┌─ DATA EXCERPTS
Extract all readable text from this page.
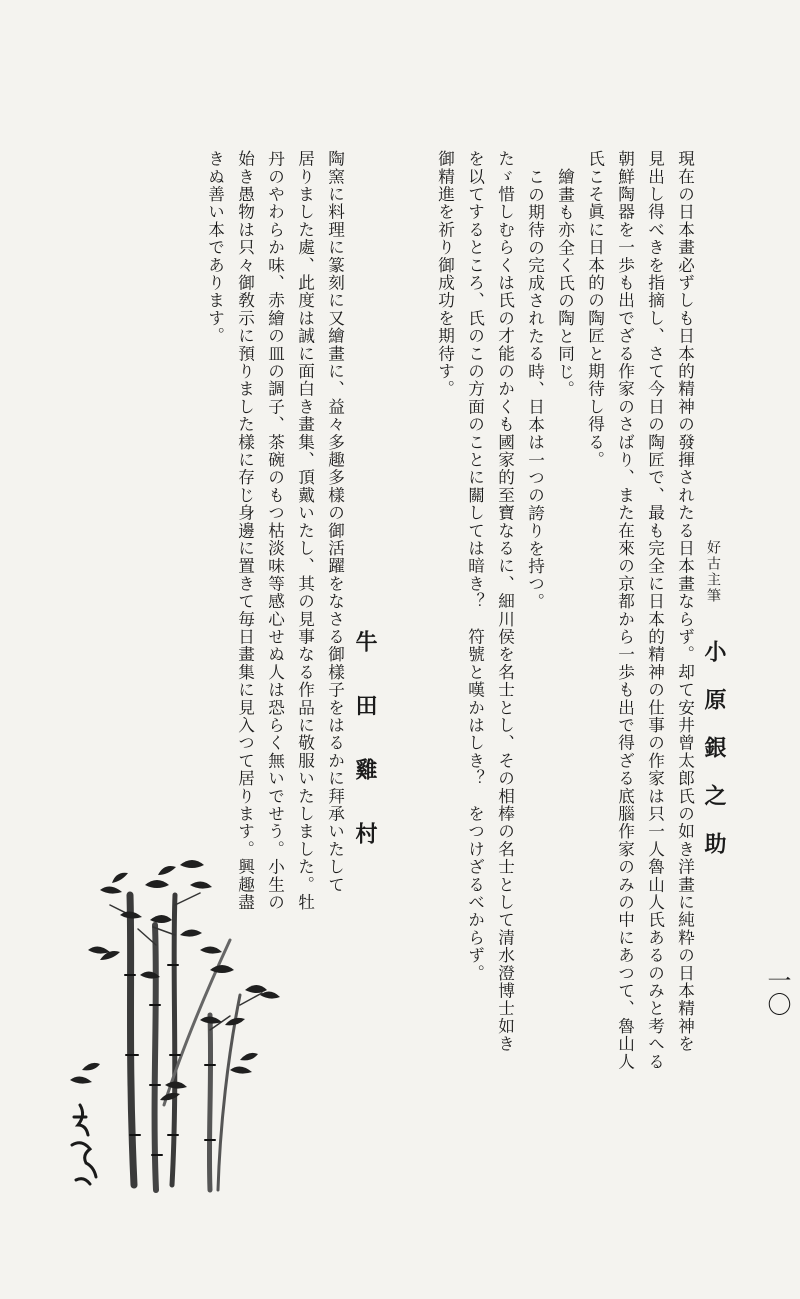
好古主筆
小原銀之助
現在の日本畫必ずしも日本的精神の發揮されたる日本畫ならず。却て安井曾太郎氏の如き洋畫に純粋の日本精神を
見出し得べきを指摘し、さて今日の陶匠で、最も完全に日本的精神の仕事の作家は只一人魯山人氏あるのみと考へる
朝鮮陶器を一歩も出でざる作家のさばり、また在來の京都から一歩も出で得ざる底腦作家のみの中にあつて、魯山人
氏こそ眞に日本的の陶匠と期待し得る。
繪畫も亦全く氏の陶と同じ。
この期待の完成されたる時、日本は一つの誇りを持つ。
たゞ惜しむらくは氏の才能のかくも國家的至寶なるに、細川侯を名士とし、その相棒の名士として清水澄博士如き
を以てするところ、氏のこの方面のことに關しては暗き？　符號と嘆かはしき？　をつけざるべからず。
御精進を祈り御成功を期待す。
牛田雞村
陶窯に料理に篆刻に又繪畫に、益々多趣多樣の御活躍をなさる御樣子をはるかに拜承いたして
居りました處、此度は誠に面白き畫集、頂戴いたし、其の見事なる作品に敬服いたしました。牡
丹のやわらか味、赤繪の皿の調子、茶碗のもつ枯淡味等感心せぬ人は恐らく無いでせう。小生の
始き愚物は只々御敎示に預りました樣に存じ身邊に置きて毎日畫集に見入つて居ります。興趣盡
きぬ善い本であります。
一〇
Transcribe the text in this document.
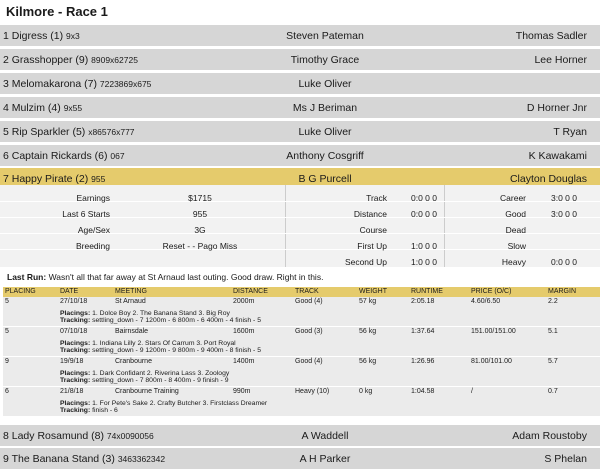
Kilmore - Race 1
1 Digress (1) 9x3	Steven Pateman	Thomas Sadler
2 Grasshopper (9) 8909x62725	Timothy Grace	Lee Horner
3 Melomakarona (7) 7223869x675	Luke Oliver
4 Mulzim (4) 9x55	Ms J Beriman	D Horner Jnr
5 Rip Sparkler (5) x86576x777	Luke Oliver	T Ryan
6 Captain Rickards (6) 067	Anthony Cosgriff	K Kawakami
7 Happy Pirate (2) 955	B G Purcell	Clayton Douglas
Earnings	$1715
Last 6 Starts	955
Age/Sex	3G
Breeding	Reset - - Pago Miss
Track	0:0 0 0
Distance	0:0 0 0
Course
First Up	1:0 0 0
Second Up	1:0 0 0
Career	3:0 0 0
Good	3:0 0 0
Dead
Slow
Heavy	0:0 0 0
Last Run: Wasn't all that far away at St Arnaud last outing. Good draw. Right in this.
PLACING	DATE	MEETING	DISTANCE	TRACK	WEIGHT	RUNTIME	PRICE (O/C)	MARGIN
5	27/10/18	St Arnaud	2000m	Good (4)	57 kg	2:05.18	4.60/6.50	2.2
Placings: 1. Dolce Boy 2. The Banana Stand 3. Big Roy
Tracking: settling_down - 7 1200m - 6 800m - 6 400m - 4 finish - 5
5	07/10/18	Bairnsdale	1600m	Good (3)	56 kg	1:37.64	151.00/151.00	5.1
Placings: 1. Indiana Lilly 2. Stars Of Carrum 3. Port Royal
Tracking: settling_down - 9 1200m - 9 800m - 9 400m - 8 finish - 5
9	19/9/18	Cranbourne	1400m	Good (4)	56 kg	1:26.96	81.00/101.00	5.7
Placings: 1. Dark Confidant 2. Riverina Lass 3. Zoology
Tracking: settling_down - 7 800m - 8 400m - 9 finish - 9
6	21/8/18	Cranbourne Training	990m	Heavy (10)	0 kg	1:04.58	/	0.7
Placings: 1. For Pete's Sake 2. Crafty Butcher 3. Firstclass Dreamer
Tracking: finish - 6
8 Lady Rosamund (8) 74x0090056	A Waddell	Adam Roustoby
9 The Banana Stand (3) 3463362342	A H Parker	S Phelan
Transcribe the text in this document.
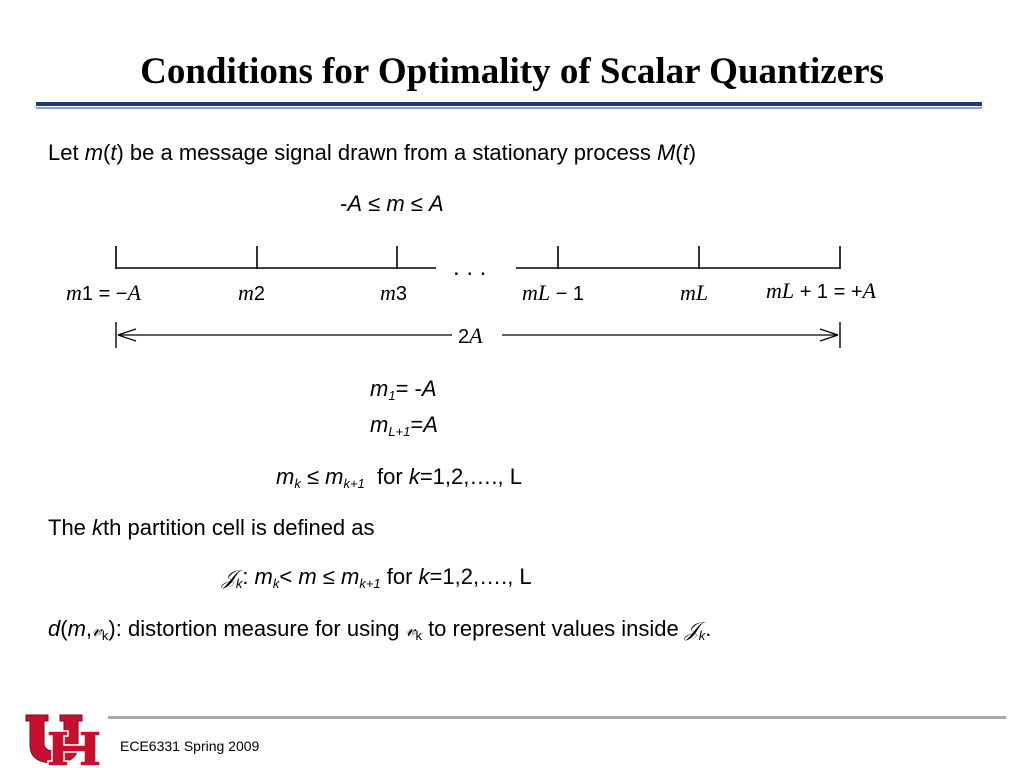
Conditions for Optimality of Scalar Quantizers
Let m(t) be a message signal drawn from a stationary process M(t)
-A ≤ m ≤ A
. . .
m1 = −A	m2	m3	mL − 1	mL	mL + 1 = +A
2A
$m_1= -A$
$m_{L+1}=A$
$m_k \le m_{k+1}$  for k=1,2,…., L
The kth partition cell is defined as
𝒥$_k$: $m_k< m \le m_{k+1}$ for k=1,2,…., L
d(m,𝓋$_k$): distortion measure for using 𝓋$_k$ to represent values inside 𝒥$_k$.
ECE6331 Spring 2009
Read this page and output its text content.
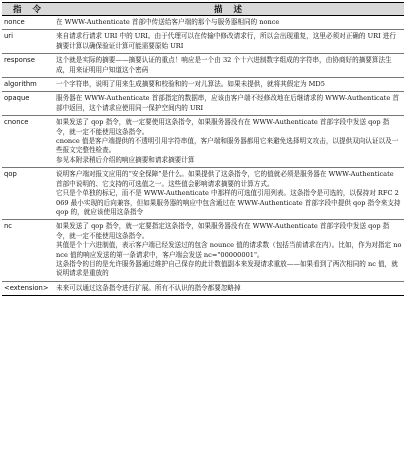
指 令	描 述
nonce	在 WWW-Authenticate 首部中传送给客户端的那个与服务器相同的 nonce

uri	来自请求行请求 URI 中的 URI。由于代理可以在传输中修改请求行，所以会出现重复，这里必须对正确的 URI 进行摘要计算以确保验证计算可能需要原始 URI

response	这个就是实际的摘要——摘要认证的重点！响应是一个由 32 个十六进制数字组成的字符串，由协商好的摘要算法生成，用来证明用户知道这个密码

algorithm	一个字符串，说明了用来生成摘要和校验和的一对儿算法。如果未提供，就将其假定为 MD5

opaque	服务器在 WWW-Authenticate 首部指定的数据串，应该由客户端不经修改地在后继请求的 WWW-Authenticate 首部中返回，这个请求应使用同一保护空间内的 URI

cnonce	如果发送了 qop 指令，就一定要使用这条指令，如果服务器没有在 WWW-Authenticate 首部字段中发送 qop 指令，就一定不能使用这条指令。

cnonce 值是客户端提供的不透明引用字符串值，客户端和服务器都用它来避免选择明文攻击，以提供双向认证以及一些报文完整性检查。

参见本附录稍后介绍的响应摘要和请求摘要计算

qop	说明客户端对报文应用的“安全保障”是什么。如果提供了这条指令，它的值就必须是服务器在 WWW-Authenticate 首部中说明的、它支持的可选值之一。这些值会影响请求摘要的计算方式。

它只是个单独的标记，而不是 WWW-Authenticate 中那样的可选值引用列表。这条指令是可选的，以保持对 RFC 2069 最小实现的后向兼容，但如果服务器的响应中包含通过在 WWW-Authenticate 首部字段中提供 qop 指令来支持 qop 的，就应该使用这条指令

nc	如果发送了 qop 指令，就一定要指定这条指令，如果服务器没有在 WWW-Authenticate 首部字段中发送 qop 指令，就一定不能使用这条指令。

其值是个十六进制值，表示客户端已经发送过的包含 nounce 值的请求数（包括当前请求在内）。比如，作为对指定 nonce 值的响应发送的第一条请求中，客户端会发送 nc="00000001"。

这条指令的目的是允许服务器通过维护自己保存的此计数值副本来发现请求重放——如果看到了两次相同的 nc 值，就说明请求是重放的

<extension>	未来可以通过这条指令进行扩展。所有不认识的指令都要忽略掉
└─
WHAT YOU HAVE TO DO: Set the data above down again exactly as given, with no pictures.

CORRECT RESPONSE:
Extract all readable text from this page.
好古主筆
小原銀之助
現在の日本畫必ずしも日本的精神の發揮されたる日本畫ならず。却て安井曾太郎氏の如き洋畫に純粋の日本精神を
見出し得べきを指摘し、さて今日の陶匠で、最も完全に日本的精神の仕事の作家は只一人魯山人氏あるのみと考へる
朝鮮陶器を一歩も出でざる作家のさばり、また在來の京都から一歩も出で得ざる底腦作家のみの中にあつて、魯山人
氏こそ眞に日本的の陶匠と期待し得る。
繪畫も亦全く氏の陶と同じ。
この期待の完成されたる時、日本は一つの誇りを持つ。
たゞ惜しむらくは氏の才能のかくも國家的至寶なるに、細川侯を名士とし、その相棒の名士として清水澄博士如き
を以てするところ、氏のこの方面のことに關しては暗き？　符號と嘆かはしき？　をつけざるべからず。
御精進を祈り御成功を期待す。
牛田雞村
陶窯に料理に篆刻に又繪畫に、益々多趣多樣の御活躍をなさる御樣子をはるかに拜承いたして
居りました處、此度は誠に面白き畫集、頂戴いたし、其の見事なる作品に敬服いたしました。牡
丹のやわらか味、赤繪の皿の調子、茶碗のもつ枯淡味等感心せぬ人は恐らく無いでせう。小生の
始き愚物は只々御敎示に預りました樣に存じ身邊に置きて毎日畫集に見入つて居ります。興趣盡
きぬ善い本であります。
一〇
Transcribe the text in this document.
Kilmore - Race 1
1 Digress (1) 9x3	Steven Pateman	Thomas Sadler
2 Grasshopper (9) 8909x62725	Timothy Grace	Lee Horner
3 Melomakarona (7) 7223869x675	Luke Oliver
4 Mulzim (4) 9x55	Ms J Beriman	D Horner Jnr
5 Rip Sparkler (5) x86576x777	Luke Oliver	T Ryan
6 Captain Rickards (6) 067	Anthony Cosgriff	K Kawakami
7 Happy Pirate (2) 955	B G Purcell	Clayton Douglas
Earnings	$1715
Last 6 Starts	955
Age/Sex	3G
Breeding	Reset - - Pago Miss
Track	0:0 0 0
Distance	0:0 0 0
Course
First Up	1:0 0 0
Second Up	1:0 0 0
Career	3:0 0 0
Good	3:0 0 0
Dead
Slow
Heavy	0:0 0 0
Last Run: Wasn't all that far away at St Arnaud last outing. Good draw. Right in this.
PLACING	DATE	MEETING	DISTANCE	TRACK	WEIGHT	RUNTIME	PRICE (O/C)	MARGIN
5	27/10/18	St Arnaud	2000m	Good (4)	57 kg	2:05.18	4.60/6.50	2.2
Placings: 1. Dolce Boy 2. The Banana Stand 3. Big Roy
Tracking: settling_down - 7 1200m - 6 800m - 6 400m - 4 finish - 5
5	07/10/18	Bairnsdale	1600m	Good (3)	56 kg	1:37.64	151.00/151.00	5.1
Placings: 1. Indiana Lilly 2. Stars Of Carrum 3. Port Royal
Tracking: settling_down - 9 1200m - 9 800m - 9 400m - 8 finish - 5
9	19/9/18	Cranbourne	1400m	Good (4)	56 kg	1:26.96	81.00/101.00	5.7
Placings: 1. Dark Confidant 2. Riverina Lass 3. Zoology
Tracking: settling_down - 7 800m - 8 400m - 9 finish - 9
6	21/8/18	Cranbourne Training	990m	Heavy (10)	0 kg	1:04.58	/	0.7
Placings: 1. For Pete's Sake 2. Crafty Butcher 3. Firstclass Dreamer
Tracking: finish - 6
8 Lady Rosamund (8) 74x0090056	A Waddell	Adam Roustoby
9 The Banana Stand (3) 3463362342	A H Parker	S Phelan
Transcribe the text in this document.
Conditions for Optimality of Scalar Quantizers
Let m(t) be a message signal drawn from a stationary process M(t)
-A ≤ m ≤ A
. . .
m1 = −A	m2	m3	mL − 1	mL	mL + 1 = +A
2A
$m_1= -A$
$m_{L+1}=A$
$m_k \le m_{k+1}$  for k=1,2,…., L
The kth partition cell is defined as
𝒥$_k$: $m_k< m \le m_{k+1}$ for k=1,2,…., L
d(m,𝓋$_k$): distortion measure for using 𝓋$_k$ to represent values inside 𝒥$_k$.
ECE6331 Spring 2009
Read this page and output its text content.
指 令	描 述
nonce	在 WWW-Authenticate 首部中传送给客户端的那个与服务器相同的 nonce

uri	来自请求行请求 URI 中的 URI。由于代理可以在传输中修改请求行，所以会出现重复，这里必须对正确的 URI 进行摘要计算以确保验证计算可能需要原始 URI

response	这个就是实际的摘要——摘要认证的重点！响应是一个由 32 个十六进制数字组成的字符串，由协商好的摘要算法生成，用来证明用户知道这个密码

algorithm	一个字符串，说明了用来生成摘要和校验和的一对儿算法。如果未提供，就将其假定为 MD5

opaque	服务器在 WWW-Authenticate 首部指定的数据串，应该由客户端不经修改地在后继请求的 WWW-Authenticate 首部中返回，这个请求应使用同一保护空间内的 URI

cnonce	如果发送了 qop 指令，就一定要使用这条指令，如果服务器没有在 WWW-Authenticate 首部字段中发送 qop 指令，就一定不能使用这条指令。

cnonce 值是客户端提供的不透明引用字符串值，客户端和服务器都用它来避免选择明文攻击，以提供双向认证以及一些报文完整性检查。

参见本附录稍后介绍的响应摘要和请求摘要计算

qop	说明客户端对报文应用的“安全保障”是什么。如果提供了这条指令，它的值就必须是服务器在 WWW-Authenticate 首部中说明的、它支持的可选值之一。这些值会影响请求摘要的计算方式。

它只是个单独的标记，而不是 WWW-Authenticate 中那样的可选值引用列表。这条指令是可选的，以保持对 RFC 2069 最小实现的后向兼容，但如果服务器的响应中包含通过在 WWW-Authenticate 首部字段中提供 qop 指令来支持 qop 的，就应该使用这条指令

nc	如果发送了 qop 指令，就一定要指定这条指令，如果服务器没有在 WWW-Authenticate 首部字段中发送 qop 指令，就一定不能使用这条指令。

其值是个十六进制值，表示客户端已经发送过的包含 nounce 值的请求数（包括当前请求在内）。比如，作为对指定 nonce 值的响应发送的第一条请求中，客户端会发送 nc="00000001"。

这条指令的目的是允许服务器通过维护自己保存的此计数值副本来发现请求重放——如果看到了两次相同的 nc 值，就说明请求是重放的

<extension>	未来可以通过这条指令进行扩展。所有不认识的指令都要忽略掉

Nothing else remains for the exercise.